*INPUT ROWS*:
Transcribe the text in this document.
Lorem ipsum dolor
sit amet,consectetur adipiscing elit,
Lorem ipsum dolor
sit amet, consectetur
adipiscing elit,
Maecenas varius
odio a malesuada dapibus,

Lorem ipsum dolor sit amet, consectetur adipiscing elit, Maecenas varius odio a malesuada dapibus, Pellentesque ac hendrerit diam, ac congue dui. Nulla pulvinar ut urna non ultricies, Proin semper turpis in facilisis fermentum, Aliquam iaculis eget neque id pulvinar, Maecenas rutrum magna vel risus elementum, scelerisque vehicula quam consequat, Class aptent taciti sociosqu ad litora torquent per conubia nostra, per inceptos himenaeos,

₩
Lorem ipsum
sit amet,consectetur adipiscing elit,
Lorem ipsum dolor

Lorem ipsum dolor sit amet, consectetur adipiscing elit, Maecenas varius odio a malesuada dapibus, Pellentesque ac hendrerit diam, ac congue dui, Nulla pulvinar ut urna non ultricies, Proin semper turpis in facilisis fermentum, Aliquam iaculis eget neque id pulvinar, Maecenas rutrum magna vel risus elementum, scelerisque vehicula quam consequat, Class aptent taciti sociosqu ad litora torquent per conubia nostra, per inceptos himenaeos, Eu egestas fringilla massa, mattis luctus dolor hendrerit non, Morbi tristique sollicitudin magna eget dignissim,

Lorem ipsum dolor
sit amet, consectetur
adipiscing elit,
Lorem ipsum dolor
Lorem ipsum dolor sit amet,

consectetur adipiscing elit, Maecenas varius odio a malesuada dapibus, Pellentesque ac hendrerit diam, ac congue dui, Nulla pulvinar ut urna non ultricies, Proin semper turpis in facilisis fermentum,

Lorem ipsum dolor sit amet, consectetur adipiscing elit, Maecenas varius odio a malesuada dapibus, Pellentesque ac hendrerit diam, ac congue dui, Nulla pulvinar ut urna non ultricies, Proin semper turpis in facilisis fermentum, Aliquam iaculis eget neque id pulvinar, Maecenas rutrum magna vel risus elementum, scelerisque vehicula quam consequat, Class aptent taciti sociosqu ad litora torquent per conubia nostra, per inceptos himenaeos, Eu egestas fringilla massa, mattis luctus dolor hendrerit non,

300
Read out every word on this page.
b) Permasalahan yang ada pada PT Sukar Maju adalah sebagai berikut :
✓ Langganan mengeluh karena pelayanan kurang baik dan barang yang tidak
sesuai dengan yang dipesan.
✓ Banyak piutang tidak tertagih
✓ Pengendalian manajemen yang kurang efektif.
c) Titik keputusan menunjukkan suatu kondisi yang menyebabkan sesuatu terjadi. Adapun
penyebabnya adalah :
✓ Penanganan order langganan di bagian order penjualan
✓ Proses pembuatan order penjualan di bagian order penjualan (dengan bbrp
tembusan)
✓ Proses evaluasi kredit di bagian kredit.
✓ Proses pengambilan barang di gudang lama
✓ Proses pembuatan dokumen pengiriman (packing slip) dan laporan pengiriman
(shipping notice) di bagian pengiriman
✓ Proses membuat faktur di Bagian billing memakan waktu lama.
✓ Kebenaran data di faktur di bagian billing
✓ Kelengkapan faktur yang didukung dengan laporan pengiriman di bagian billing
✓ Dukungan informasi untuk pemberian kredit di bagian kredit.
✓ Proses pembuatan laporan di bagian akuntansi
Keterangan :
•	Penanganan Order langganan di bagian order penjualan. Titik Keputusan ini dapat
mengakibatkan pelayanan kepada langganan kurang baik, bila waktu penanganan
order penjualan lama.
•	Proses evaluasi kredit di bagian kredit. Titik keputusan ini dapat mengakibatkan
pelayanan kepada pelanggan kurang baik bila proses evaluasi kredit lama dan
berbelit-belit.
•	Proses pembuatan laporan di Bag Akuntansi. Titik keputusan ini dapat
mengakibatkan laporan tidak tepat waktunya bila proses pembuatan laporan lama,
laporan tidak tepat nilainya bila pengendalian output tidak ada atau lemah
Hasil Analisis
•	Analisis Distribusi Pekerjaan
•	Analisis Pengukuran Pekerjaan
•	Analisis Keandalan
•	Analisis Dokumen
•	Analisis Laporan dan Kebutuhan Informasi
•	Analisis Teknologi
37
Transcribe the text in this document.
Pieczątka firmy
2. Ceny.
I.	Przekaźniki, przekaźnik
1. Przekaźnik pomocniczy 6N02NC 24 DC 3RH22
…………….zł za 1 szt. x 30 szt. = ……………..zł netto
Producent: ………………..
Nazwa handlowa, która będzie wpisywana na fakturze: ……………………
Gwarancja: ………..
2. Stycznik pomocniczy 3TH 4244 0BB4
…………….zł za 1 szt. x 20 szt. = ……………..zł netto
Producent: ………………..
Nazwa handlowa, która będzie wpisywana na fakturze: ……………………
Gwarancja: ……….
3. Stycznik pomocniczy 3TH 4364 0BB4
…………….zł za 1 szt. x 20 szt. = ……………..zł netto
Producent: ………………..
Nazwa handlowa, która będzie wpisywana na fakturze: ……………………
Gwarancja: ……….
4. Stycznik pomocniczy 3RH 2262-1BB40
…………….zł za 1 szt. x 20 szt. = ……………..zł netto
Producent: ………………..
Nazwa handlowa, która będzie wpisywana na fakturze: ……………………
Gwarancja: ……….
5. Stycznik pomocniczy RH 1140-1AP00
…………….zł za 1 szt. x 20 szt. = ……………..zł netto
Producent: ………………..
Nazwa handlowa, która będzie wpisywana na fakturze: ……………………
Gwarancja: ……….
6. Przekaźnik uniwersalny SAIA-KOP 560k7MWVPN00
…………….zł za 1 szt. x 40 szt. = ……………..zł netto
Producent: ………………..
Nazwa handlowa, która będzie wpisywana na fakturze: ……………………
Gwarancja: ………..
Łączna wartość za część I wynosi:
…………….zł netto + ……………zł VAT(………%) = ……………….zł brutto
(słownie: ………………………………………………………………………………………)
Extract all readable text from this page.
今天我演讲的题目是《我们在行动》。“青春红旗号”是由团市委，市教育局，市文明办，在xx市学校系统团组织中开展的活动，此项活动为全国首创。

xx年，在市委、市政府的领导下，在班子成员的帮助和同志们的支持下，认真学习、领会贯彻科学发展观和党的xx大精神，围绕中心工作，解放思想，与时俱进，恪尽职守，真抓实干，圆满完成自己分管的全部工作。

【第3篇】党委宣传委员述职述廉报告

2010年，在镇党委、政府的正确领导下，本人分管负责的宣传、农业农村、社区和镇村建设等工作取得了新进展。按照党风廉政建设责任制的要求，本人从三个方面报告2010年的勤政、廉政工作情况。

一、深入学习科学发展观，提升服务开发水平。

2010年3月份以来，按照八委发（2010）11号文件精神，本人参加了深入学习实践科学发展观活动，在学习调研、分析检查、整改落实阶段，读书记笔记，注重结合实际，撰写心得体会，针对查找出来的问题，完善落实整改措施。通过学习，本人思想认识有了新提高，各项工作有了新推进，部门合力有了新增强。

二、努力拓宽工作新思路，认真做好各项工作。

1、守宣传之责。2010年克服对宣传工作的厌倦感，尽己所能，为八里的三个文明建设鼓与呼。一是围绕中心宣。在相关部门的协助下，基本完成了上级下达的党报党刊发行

*DO THIS*:
Would you reproduce all the entries exactly?

*ANSWER TO THE PROBLEM*:
Transcribe the text in this document.
Lorem ipsum dolor
sit amet,consectetur adipiscing elit,
Lorem ipsum dolor
sit amet, consectetur
adipiscing elit,
Maecenas varius
odio a malesuada dapibus,

Lorem ipsum dolor sit amet, consectetur adipiscing elit, Maecenas varius odio a malesuada dapibus, Pellentesque ac hendrerit diam, ac congue dui. Nulla pulvinar ut urna non ultricies, Proin semper turpis in facilisis fermentum, Aliquam iaculis eget neque id pulvinar, Maecenas rutrum magna vel risus elementum, scelerisque vehicula quam consequat, Class aptent taciti sociosqu ad litora torquent per conubia nostra, per inceptos himenaeos,

₩
Lorem ipsum
sit amet,consectetur adipiscing elit,
Lorem ipsum dolor

Lorem ipsum dolor sit amet, consectetur adipiscing elit, Maecenas varius odio a malesuada dapibus, Pellentesque ac hendrerit diam, ac congue dui, Nulla pulvinar ut urna non ultricies, Proin semper turpis in facilisis fermentum, Aliquam iaculis eget neque id pulvinar, Maecenas rutrum magna vel risus elementum, scelerisque vehicula quam consequat, Class aptent taciti sociosqu ad litora torquent per conubia nostra, per inceptos himenaeos, Eu egestas fringilla massa, mattis luctus dolor hendrerit non, Morbi tristique sollicitudin magna eget dignissim,

Lorem ipsum dolor
sit amet, consectetur
adipiscing elit,
Lorem ipsum dolor
Lorem ipsum dolor sit amet,

consectetur adipiscing elit, Maecenas varius odio a malesuada dapibus, Pellentesque ac hendrerit diam, ac congue dui, Nulla pulvinar ut urna non ultricies, Proin semper turpis in facilisis fermentum,

Lorem ipsum dolor sit amet, consectetur adipiscing elit, Maecenas varius odio a malesuada dapibus, Pellentesque ac hendrerit diam, ac congue dui, Nulla pulvinar ut urna non ultricies, Proin semper turpis in facilisis fermentum, Aliquam iaculis eget neque id pulvinar, Maecenas rutrum magna vel risus elementum, scelerisque vehicula quam consequat, Class aptent taciti sociosqu ad litora torquent per conubia nostra, per inceptos himenaeos, Eu egestas fringilla massa, mattis luctus dolor hendrerit non,

300
Read out every word on this page.
b) Permasalahan yang ada pada PT Sukar Maju adalah sebagai berikut :
✓ Langganan mengeluh karena pelayanan kurang baik dan barang yang tidak
sesuai dengan yang dipesan.
✓ Banyak piutang tidak tertagih
✓ Pengendalian manajemen yang kurang efektif.
c) Titik keputusan menunjukkan suatu kondisi yang menyebabkan sesuatu terjadi. Adapun
penyebabnya adalah :
✓ Penanganan order langganan di bagian order penjualan
✓ Proses pembuatan order penjualan di bagian order penjualan (dengan bbrp
tembusan)
✓ Proses evaluasi kredit di bagian kredit.
✓ Proses pengambilan barang di gudang lama
✓ Proses pembuatan dokumen pengiriman (packing slip) dan laporan pengiriman
(shipping notice) di bagian pengiriman
✓ Proses membuat faktur di Bagian billing memakan waktu lama.
✓ Kebenaran data di faktur di bagian billing
✓ Kelengkapan faktur yang didukung dengan laporan pengiriman di bagian billing
✓ Dukungan informasi untuk pemberian kredit di bagian kredit.
✓ Proses pembuatan laporan di bagian akuntansi
Keterangan :
•	Penanganan Order langganan di bagian order penjualan. Titik Keputusan ini dapat
mengakibatkan pelayanan kepada langganan kurang baik, bila waktu penanganan
order penjualan lama.
•	Proses evaluasi kredit di bagian kredit. Titik keputusan ini dapat mengakibatkan
pelayanan kepada pelanggan kurang baik bila proses evaluasi kredit lama dan
berbelit-belit.
•	Proses pembuatan laporan di Bag Akuntansi. Titik keputusan ini dapat
mengakibatkan laporan tidak tepat waktunya bila proses pembuatan laporan lama,
laporan tidak tepat nilainya bila pengendalian output tidak ada atau lemah
Hasil Analisis
•	Analisis Distribusi Pekerjaan
•	Analisis Pengukuran Pekerjaan
•	Analisis Keandalan
•	Analisis Dokumen
•	Analisis Laporan dan Kebutuhan Informasi
•	Analisis Teknologi
37
Transcribe the text in this document.
Pieczątka firmy
2. Ceny.
I.	Przekaźniki, przekaźnik
1. Przekaźnik pomocniczy 6N02NC 24 DC 3RH22
…………….zł za 1 szt. x 30 szt. = ……………..zł netto
Producent: ………………..
Nazwa handlowa, która będzie wpisywana na fakturze: ……………………
Gwarancja: ………..
2. Stycznik pomocniczy 3TH 4244 0BB4
…………….zł za 1 szt. x 20 szt. = ……………..zł netto
Producent: ………………..
Nazwa handlowa, która będzie wpisywana na fakturze: ……………………
Gwarancja: ……….
3. Stycznik pomocniczy 3TH 4364 0BB4
…………….zł za 1 szt. x 20 szt. = ……………..zł netto
Producent: ………………..
Nazwa handlowa, która będzie wpisywana na fakturze: ……………………
Gwarancja: ……….
4. Stycznik pomocniczy 3RH 2262-1BB40
…………….zł za 1 szt. x 20 szt. = ……………..zł netto
Producent: ………………..
Nazwa handlowa, która będzie wpisywana na fakturze: ……………………
Gwarancja: ……….
5. Stycznik pomocniczy RH 1140-1AP00
…………….zł za 1 szt. x 20 szt. = ……………..zł netto
Producent: ………………..
Nazwa handlowa, która będzie wpisywana na fakturze: ……………………
Gwarancja: ……….
6. Przekaźnik uniwersalny SAIA-KOP 560k7MWVPN00
…………….zł za 1 szt. x 40 szt. = ……………..zł netto
Producent: ………………..
Nazwa handlowa, która będzie wpisywana na fakturze: ……………………
Gwarancja: ………..
Łączna wartość za część I wynosi:
…………….zł netto + ……………zł VAT(………%) = ……………….zł brutto
(słownie: ………………………………………………………………………………………)
Extract all readable text from this page.
今天我演讲的题目是《我们在行动》。“青春红旗号”是由团市委，市教育局，市文明办，在xx市学校系统团组织中开展的活动，此项活动为全国首创。

xx年，在市委、市政府的领导下，在班子成员的帮助和同志们的支持下，认真学习、领会贯彻科学发展观和党的xx大精神，围绕中心工作，解放思想，与时俱进，恪尽职守，真抓实干，圆满完成自己分管的全部工作。

【第3篇】党委宣传委员述职述廉报告

2010年，在镇党委、政府的正确领导下，本人分管负责的宣传、农业农村、社区和镇村建设等工作取得了新进展。按照党风廉政建设责任制的要求，本人从三个方面报告2010年的勤政、廉政工作情况。

一、深入学习科学发展观，提升服务开发水平。

2010年3月份以来，按照八委发（2010）11号文件精神，本人参加了深入学习实践科学发展观活动，在学习调研、分析检查、整改落实阶段，读书记笔记，注重结合实际，撰写心得体会，针对查找出来的问题，完善落实整改措施。通过学习，本人思想认识有了新提高，各项工作有了新推进，部门合力有了新增强。

二、努力拓宽工作新思路，认真做好各项工作。

1、守宣传之责。2010年克服对宣传工作的厌倦感，尽己所能，为八里的三个文明建设鼓与呼。一是围绕中心宣。在相关部门的协助下，基本完成了上级下达的党报党刊发行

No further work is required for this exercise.